__Problem to work on__
Whenever a line below holds the word "this", copy that line.

Items from a dataset
↓↓↓

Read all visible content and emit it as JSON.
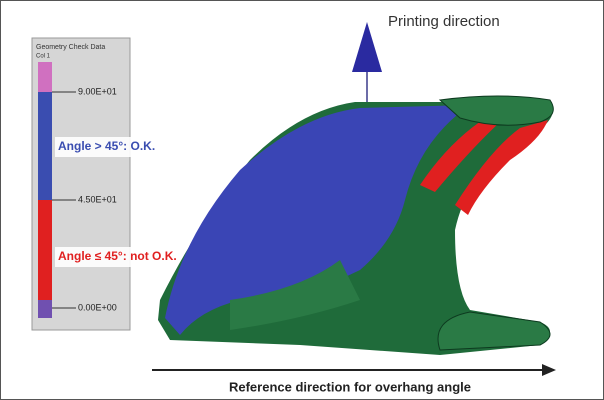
{
  "figure": {
    "printing_direction": "Printing direction",
    "legend": {
      "title": "Geometry Check Data",
      "column": "Col 1",
      "ticks": [
        "9.00E+01",
        "4.50E+01",
        "0.00E+00"
      ],
      "ok_label": "Angle > 45°: O.K.",
      "not_ok_label": "Angle ≤ 45°: not O.K."
    },
    "reference_direction": "Reference direction for overhang angle"
  }
}
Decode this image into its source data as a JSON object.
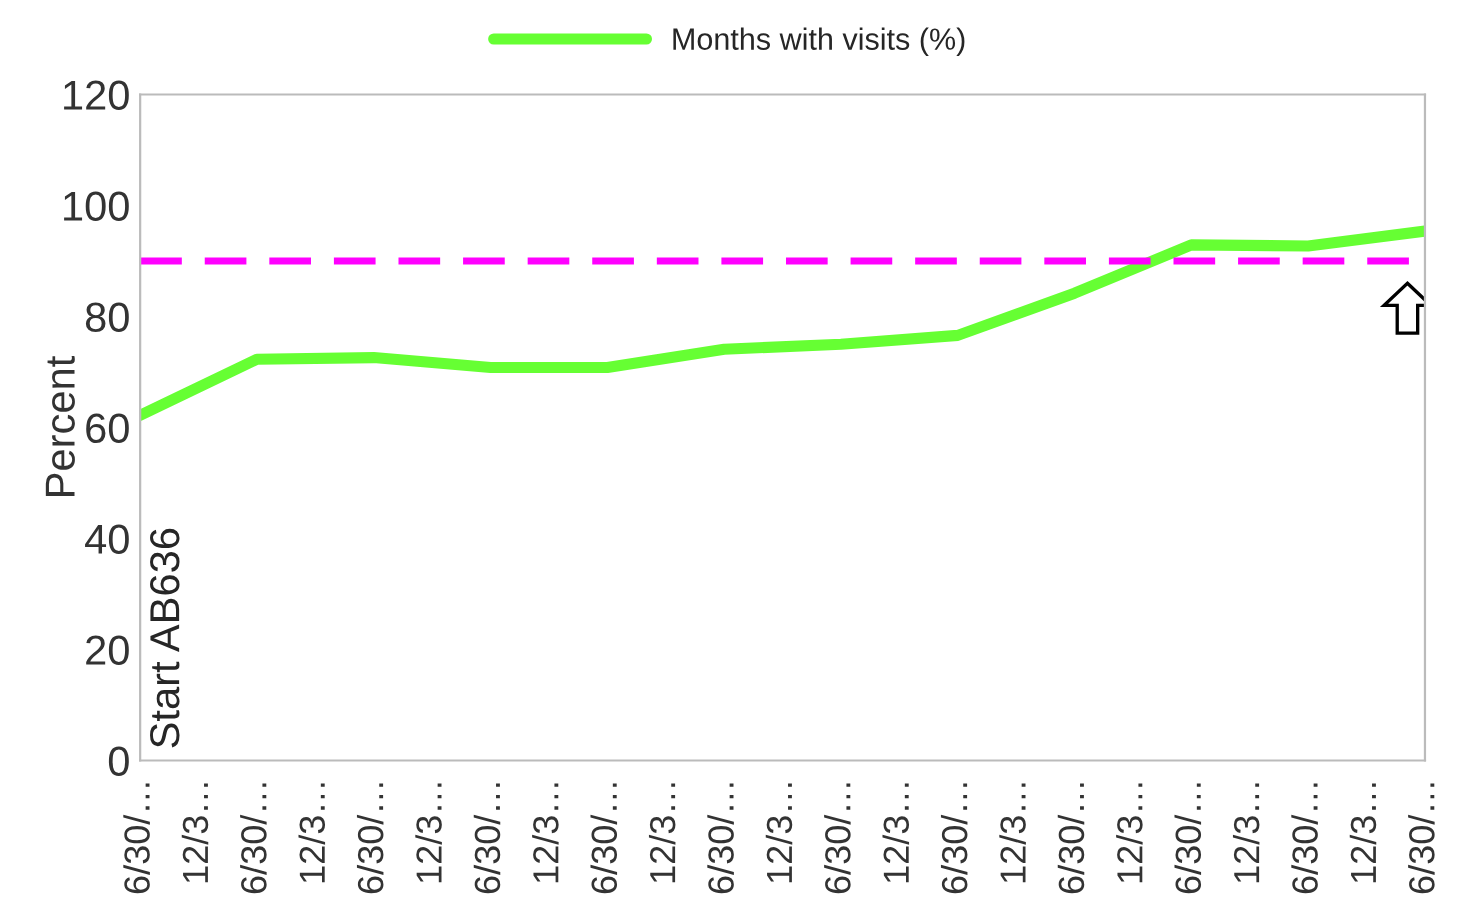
{
  "chart_data": {
    "type": "line",
    "categories": [
      "6/30/…",
      "12/3…",
      "6/30/…",
      "12/3…",
      "6/30/…",
      "12/3…",
      "6/30/…",
      "12/3…",
      "6/30/…",
      "12/3…",
      "6/30/…",
      "12/3…",
      "6/30/…",
      "12/3…",
      "6/30/…",
      "12/3…",
      "6/30/…",
      "12/3…",
      "6/30/…",
      "12/3…",
      "6/30/…",
      "12/3…",
      "6/30/…"
    ],
    "series": [
      {
        "name": "Months with visits (%)",
        "color": "#66ff33",
        "values": [
          62.2,
          null,
          72.3,
          null,
          72.6,
          null,
          70.8,
          null,
          70.8,
          null,
          74.1,
          null,
          75,
          null,
          76.6,
          null,
          84.2,
          null,
          92.9,
          null,
          92.7,
          null,
          95.4
        ]
      }
    ],
    "ylabel": "Percent",
    "ylim": [
      0,
      120
    ],
    "yticks": [
      0,
      20,
      40,
      60,
      80,
      100,
      120
    ],
    "ref_lines": [
      {
        "axis": "y",
        "value": 90,
        "color": "#ff00ff",
        "line_style": "dashed"
      }
    ],
    "annotations": [
      "Start AB636"
    ],
    "legend": "top",
    "grid": false,
    "marker": "none",
    "line_style": "solid"
  }
}
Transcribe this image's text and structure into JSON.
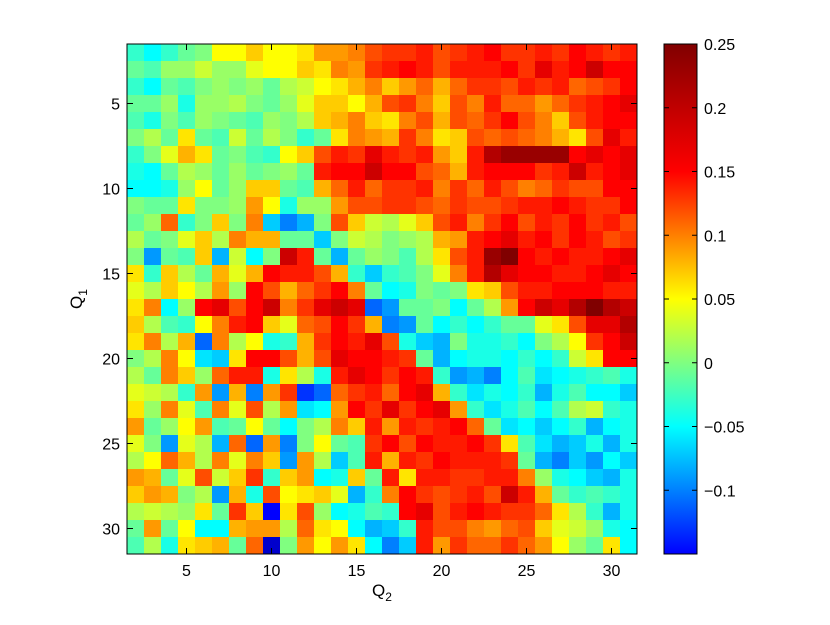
{
  "chart_data": {
    "type": "heatmap",
    "title": "",
    "xlabel": "Q",
    "xlabel_sub": "2",
    "ylabel": "Q",
    "ylabel_sub": "1",
    "x_range": [
      1.5,
      31.5
    ],
    "y_range": [
      1.5,
      31.5
    ],
    "y_reversed": true,
    "x_ticks": [
      5,
      10,
      15,
      20,
      25,
      30
    ],
    "x_tick_labels": [
      "5",
      "10",
      "15",
      "20",
      "25",
      "30"
    ],
    "y_ticks": [
      5,
      10,
      15,
      20,
      25,
      30
    ],
    "y_tick_labels": [
      "5",
      "10",
      "15",
      "20",
      "25",
      "30"
    ],
    "colormap": "jet",
    "color_range": [
      -0.15,
      0.25
    ],
    "colorbar_ticks": [
      -0.1,
      -0.05,
      0,
      0.05,
      0.1,
      0.15,
      0.2,
      0.25
    ],
    "colorbar_tick_labels": [
      "−0.1",
      "−0.05",
      "0",
      "0.05",
      "0.1",
      "0.15",
      "0.2",
      "0.25"
    ],
    "grid": false,
    "rows": [
      2,
      3,
      4,
      5,
      6,
      7,
      8,
      9,
      10,
      11,
      12,
      13,
      14,
      15,
      16,
      17,
      18,
      19,
      20,
      21,
      22,
      23,
      24,
      25,
      26,
      27,
      28,
      29,
      30,
      31
    ],
    "cols": [
      2,
      3,
      4,
      5,
      6,
      7,
      8,
      9,
      10,
      11,
      12,
      13,
      14,
      15,
      16,
      17,
      18,
      19,
      20,
      21,
      22,
      23,
      24,
      25,
      26,
      27,
      28,
      29,
      30,
      31
    ],
    "values": [
      [
        0.02,
        0.0,
        0.02,
        0.04,
        0.05,
        0.1,
        0.1,
        0.12,
        0.1,
        0.1,
        0.11,
        0.14,
        0.14,
        0.15,
        0.17,
        0.18,
        0.18,
        0.19,
        0.17,
        0.18,
        0.19,
        0.2,
        0.18,
        0.18,
        0.19,
        0.18,
        0.2,
        0.19,
        0.18,
        0.19
      ],
      [
        0.04,
        0.03,
        0.06,
        0.06,
        0.08,
        0.06,
        0.06,
        0.09,
        0.1,
        0.1,
        0.12,
        0.11,
        0.15,
        0.14,
        0.18,
        0.19,
        0.2,
        0.19,
        0.17,
        0.19,
        0.19,
        0.19,
        0.2,
        0.18,
        0.21,
        0.19,
        0.2,
        0.22,
        0.2,
        0.2
      ],
      [
        0.02,
        0.0,
        0.04,
        0.03,
        0.05,
        0.06,
        0.05,
        0.06,
        0.04,
        0.07,
        0.08,
        0.1,
        0.11,
        0.13,
        0.15,
        0.12,
        0.14,
        0.16,
        0.13,
        0.16,
        0.18,
        0.18,
        0.17,
        0.19,
        0.18,
        0.19,
        0.16,
        0.17,
        0.18,
        0.2
      ],
      [
        0.04,
        0.04,
        0.06,
        0.01,
        0.06,
        0.06,
        0.07,
        0.05,
        0.04,
        0.06,
        0.09,
        0.12,
        0.12,
        0.1,
        0.13,
        0.17,
        0.18,
        0.15,
        0.12,
        0.17,
        0.15,
        0.19,
        0.16,
        0.16,
        0.14,
        0.16,
        0.18,
        0.19,
        0.2,
        0.21
      ],
      [
        0.03,
        0.01,
        0.05,
        0.03,
        0.06,
        0.05,
        0.04,
        0.03,
        0.06,
        0.05,
        0.07,
        0.12,
        0.13,
        0.15,
        0.12,
        0.11,
        0.15,
        0.17,
        0.13,
        0.17,
        0.16,
        0.18,
        0.2,
        0.17,
        0.15,
        0.12,
        0.17,
        0.19,
        0.2,
        0.2
      ],
      [
        0.05,
        0.07,
        0.04,
        0.11,
        0.04,
        0.03,
        0.08,
        0.04,
        0.07,
        0.05,
        0.02,
        0.04,
        0.11,
        0.15,
        0.14,
        0.13,
        0.18,
        0.15,
        0.11,
        0.12,
        0.17,
        0.16,
        0.17,
        0.16,
        0.15,
        0.13,
        0.11,
        0.17,
        0.21,
        0.19
      ],
      [
        0.02,
        0.05,
        0.09,
        0.13,
        0.11,
        0.04,
        0.05,
        0.03,
        0.02,
        0.1,
        0.12,
        0.17,
        0.19,
        0.18,
        0.21,
        0.19,
        0.18,
        0.19,
        0.14,
        0.12,
        0.19,
        0.23,
        0.24,
        0.24,
        0.24,
        0.24,
        0.2,
        0.21,
        0.2,
        0.21
      ],
      [
        0.01,
        0.0,
        0.04,
        0.07,
        0.06,
        0.04,
        0.06,
        0.04,
        0.05,
        0.06,
        0.04,
        0.19,
        0.2,
        0.2,
        0.22,
        0.2,
        0.2,
        0.17,
        0.16,
        0.13,
        0.19,
        0.2,
        0.2,
        0.2,
        0.18,
        0.19,
        0.22,
        0.19,
        0.2,
        0.21
      ],
      [
        0.0,
        0.0,
        0.01,
        0.06,
        0.1,
        0.04,
        0.06,
        0.12,
        0.12,
        0.04,
        0.03,
        0.13,
        0.16,
        0.19,
        0.16,
        0.18,
        0.18,
        0.19,
        0.15,
        0.18,
        0.16,
        0.19,
        0.17,
        0.15,
        0.16,
        0.18,
        0.17,
        0.17,
        0.2,
        0.2
      ],
      [
        0.05,
        0.04,
        0.04,
        0.11,
        0.05,
        0.05,
        0.06,
        0.14,
        0.1,
        0.01,
        0.06,
        0.06,
        0.14,
        0.17,
        0.17,
        0.18,
        0.18,
        0.17,
        0.16,
        0.18,
        0.17,
        0.17,
        0.18,
        0.19,
        0.19,
        0.2,
        0.19,
        0.18,
        0.18,
        0.2
      ],
      [
        0.04,
        0.06,
        0.16,
        0.02,
        0.05,
        0.12,
        0.05,
        0.15,
        -0.02,
        -0.05,
        -0.03,
        0.05,
        0.17,
        0.12,
        0.08,
        0.07,
        0.09,
        0.12,
        0.17,
        0.19,
        0.15,
        0.18,
        0.2,
        0.17,
        0.19,
        0.18,
        0.2,
        0.18,
        0.19,
        0.17
      ],
      [
        0.07,
        0.04,
        0.05,
        0.09,
        0.12,
        0.07,
        0.15,
        0.13,
        0.13,
        0.04,
        0.04,
        -0.02,
        0.05,
        0.08,
        0.07,
        0.05,
        0.06,
        0.07,
        0.13,
        0.14,
        0.19,
        0.2,
        0.21,
        0.19,
        0.2,
        0.18,
        0.2,
        0.19,
        0.17,
        0.18
      ],
      [
        0.05,
        -0.04,
        0.04,
        0.03,
        0.12,
        -0.03,
        0.08,
        0.0,
        0.05,
        0.22,
        0.19,
        0.04,
        -0.03,
        0.04,
        0.06,
        0.05,
        0.03,
        0.07,
        0.11,
        0.17,
        0.19,
        0.24,
        0.25,
        0.2,
        0.19,
        0.2,
        0.19,
        0.19,
        0.2,
        0.21
      ],
      [
        0.11,
        0.02,
        0.12,
        0.07,
        0.04,
        0.13,
        0.09,
        0.13,
        0.2,
        0.19,
        0.19,
        0.17,
        0.13,
        0.02,
        -0.02,
        0.02,
        0.03,
        0.05,
        0.09,
        0.15,
        0.19,
        0.23,
        0.21,
        0.2,
        0.2,
        0.19,
        0.19,
        0.2,
        0.21,
        0.2
      ],
      [
        0.09,
        0.07,
        0.12,
        0.1,
        0.07,
        0.14,
        0.06,
        0.2,
        0.17,
        0.13,
        0.16,
        0.18,
        0.2,
        0.15,
        0.04,
        0.0,
        0.01,
        0.05,
        0.04,
        0.05,
        0.11,
        0.12,
        0.17,
        0.19,
        0.19,
        0.2,
        0.2,
        0.2,
        0.19,
        0.19
      ],
      [
        0.11,
        0.15,
        0.0,
        0.06,
        0.2,
        0.21,
        0.17,
        0.2,
        0.22,
        0.15,
        0.18,
        0.21,
        0.22,
        0.21,
        -0.06,
        -0.04,
        0.04,
        0.04,
        0.05,
        0.0,
        0.04,
        0.07,
        0.14,
        0.2,
        0.22,
        0.21,
        0.23,
        0.25,
        0.23,
        0.22
      ],
      [
        0.12,
        0.07,
        0.03,
        0.02,
        0.1,
        0.15,
        0.19,
        0.2,
        0.12,
        0.09,
        0.16,
        0.17,
        0.2,
        0.18,
        0.13,
        -0.05,
        -0.04,
        0.04,
        0.0,
        0.02,
        0.0,
        0.02,
        0.04,
        0.04,
        0.09,
        0.11,
        0.17,
        0.21,
        0.21,
        0.23
      ],
      [
        0.11,
        0.15,
        0.07,
        0.13,
        -0.06,
        0.15,
        0.07,
        0.1,
        0.01,
        0.02,
        0.13,
        0.18,
        0.2,
        0.19,
        0.21,
        0.17,
        0.01,
        -0.02,
        -0.03,
        0.05,
        0.01,
        0.01,
        0.02,
        0.0,
        0.05,
        0.07,
        0.1,
        0.18,
        0.2,
        0.22
      ],
      [
        0.05,
        0.07,
        0.15,
        0.1,
        -0.01,
        -0.02,
        0.11,
        0.2,
        0.2,
        0.17,
        0.13,
        0.17,
        0.21,
        0.2,
        0.2,
        0.19,
        0.18,
        0.04,
        -0.03,
        0.0,
        0.01,
        0.01,
        0.0,
        0.02,
        0.0,
        0.02,
        0.08,
        0.11,
        0.2,
        0.2
      ],
      [
        0.07,
        0.04,
        0.15,
        0.12,
        0.06,
        0.16,
        0.19,
        0.19,
        0.01,
        0.11,
        0.07,
        0.01,
        0.19,
        0.21,
        0.2,
        0.18,
        0.2,
        0.19,
        0.02,
        -0.04,
        -0.03,
        -0.05,
        0.0,
        0.03,
        -0.01,
        0.0,
        0.01,
        0.02,
        0.03,
        0.01
      ],
      [
        0.09,
        0.08,
        0.07,
        0.02,
        0.14,
        -0.04,
        0.13,
        -0.05,
        0.14,
        0.18,
        -0.08,
        -0.06,
        0.16,
        0.18,
        0.19,
        0.16,
        0.2,
        0.21,
        0.13,
        0.02,
        -0.01,
        0.01,
        0.0,
        0.02,
        -0.03,
        0.01,
        0.03,
        0.0,
        0.0,
        -0.02
      ],
      [
        0.11,
        0.06,
        0.15,
        0.09,
        0.03,
        0.15,
        0.09,
        0.17,
        0.07,
        0.14,
        -0.01,
        0.0,
        0.14,
        0.2,
        0.18,
        0.21,
        0.18,
        0.2,
        0.21,
        0.14,
        0.02,
        -0.01,
        0.01,
        0.03,
        0.0,
        0.03,
        0.07,
        0.08,
        0.02,
        0.01
      ],
      [
        0.14,
        0.04,
        0.06,
        0.1,
        0.14,
        0.03,
        0.04,
        0.1,
        0.04,
        0.0,
        0.05,
        0.07,
        0.15,
        0.12,
        0.19,
        0.14,
        0.19,
        0.18,
        0.19,
        0.2,
        0.16,
        0.04,
        -0.01,
        0.0,
        -0.02,
        0.0,
        0.02,
        -0.03,
        0.0,
        0.01
      ],
      [
        0.09,
        0.05,
        -0.04,
        0.09,
        0.07,
        -0.03,
        0.16,
        -0.06,
        0.14,
        -0.05,
        0.05,
        0.1,
        0.04,
        0.03,
        0.18,
        0.2,
        0.17,
        0.2,
        0.19,
        0.19,
        0.2,
        0.18,
        0.11,
        0.03,
        -0.01,
        -0.03,
        -0.02,
        0.01,
        -0.03,
        0.01
      ],
      [
        0.07,
        0.1,
        0.16,
        0.13,
        0.07,
        0.15,
        0.09,
        0.15,
        0.12,
        -0.04,
        0.14,
        0.07,
        -0.02,
        0.03,
        0.19,
        0.13,
        0.19,
        0.18,
        0.2,
        0.19,
        0.19,
        0.19,
        0.18,
        0.04,
        -0.03,
        -0.05,
        -0.02,
        -0.04,
        0.0,
        -0.02
      ],
      [
        0.14,
        0.13,
        0.04,
        0.09,
        0.17,
        0.08,
        0.12,
        0.18,
        0.02,
        0.12,
        0.14,
        0.0,
        0.01,
        0.12,
        0.04,
        0.19,
        0.11,
        0.19,
        0.19,
        0.18,
        0.18,
        0.19,
        0.19,
        0.15,
        0.06,
        0.01,
        0.0,
        -0.02,
        -0.03,
        0.01
      ],
      [
        0.12,
        0.14,
        0.13,
        0.05,
        0.07,
        -0.04,
        0.13,
        0.01,
        0.17,
        0.1,
        0.11,
        0.12,
        0.09,
        -0.03,
        0.02,
        0.15,
        0.2,
        0.18,
        0.17,
        0.18,
        0.19,
        0.17,
        0.22,
        0.19,
        0.13,
        0.04,
        0.02,
        0.03,
        0.02,
        0.01
      ],
      [
        0.07,
        0.08,
        0.07,
        0.06,
        0.11,
        0.04,
        0.18,
        0.12,
        -0.1,
        0.11,
        0.17,
        0.06,
        0.0,
        0.01,
        0.03,
        0.02,
        0.2,
        0.21,
        0.17,
        0.19,
        0.2,
        0.19,
        0.18,
        0.18,
        0.16,
        0.11,
        0.07,
        0.02,
        -0.03,
        0.01
      ],
      [
        0.04,
        0.14,
        0.04,
        0.1,
        0.0,
        0.0,
        0.13,
        0.14,
        0.14,
        0.07,
        0.16,
        0.11,
        0.1,
        0.0,
        -0.03,
        -0.02,
        0.02,
        0.19,
        0.17,
        0.17,
        0.15,
        0.14,
        0.16,
        0.17,
        0.12,
        0.09,
        0.08,
        0.06,
        0.01,
        0.0
      ],
      [
        0.03,
        0.07,
        0.01,
        0.11,
        0.12,
        0.13,
        0.04,
        0.16,
        -0.12,
        0.05,
        0.14,
        0.1,
        0.14,
        0.11,
        0.0,
        -0.05,
        -0.02,
        0.19,
        0.14,
        0.18,
        0.16,
        0.16,
        0.18,
        0.16,
        0.14,
        0.1,
        0.06,
        0.04,
        0.11,
        0.0
      ],
      [
        0.05,
        0.11,
        0.02,
        0.12,
        0.13,
        0.09,
        0.14,
        0.03,
        0.11,
        0.11,
        -0.03,
        0.15,
        0.1,
        0.16,
        0.09,
        0.13,
        0.15,
        0.03,
        0.18,
        0.15,
        0.18,
        0.15,
        0.13,
        0.17,
        0.16,
        0.17,
        0.16,
        0.19,
        0.15,
        0.05
      ]
    ]
  }
}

↑↑↑

__Written response__
Decode this image into its source data as a JSON object.
Transcribe this image's text and structure into JSON.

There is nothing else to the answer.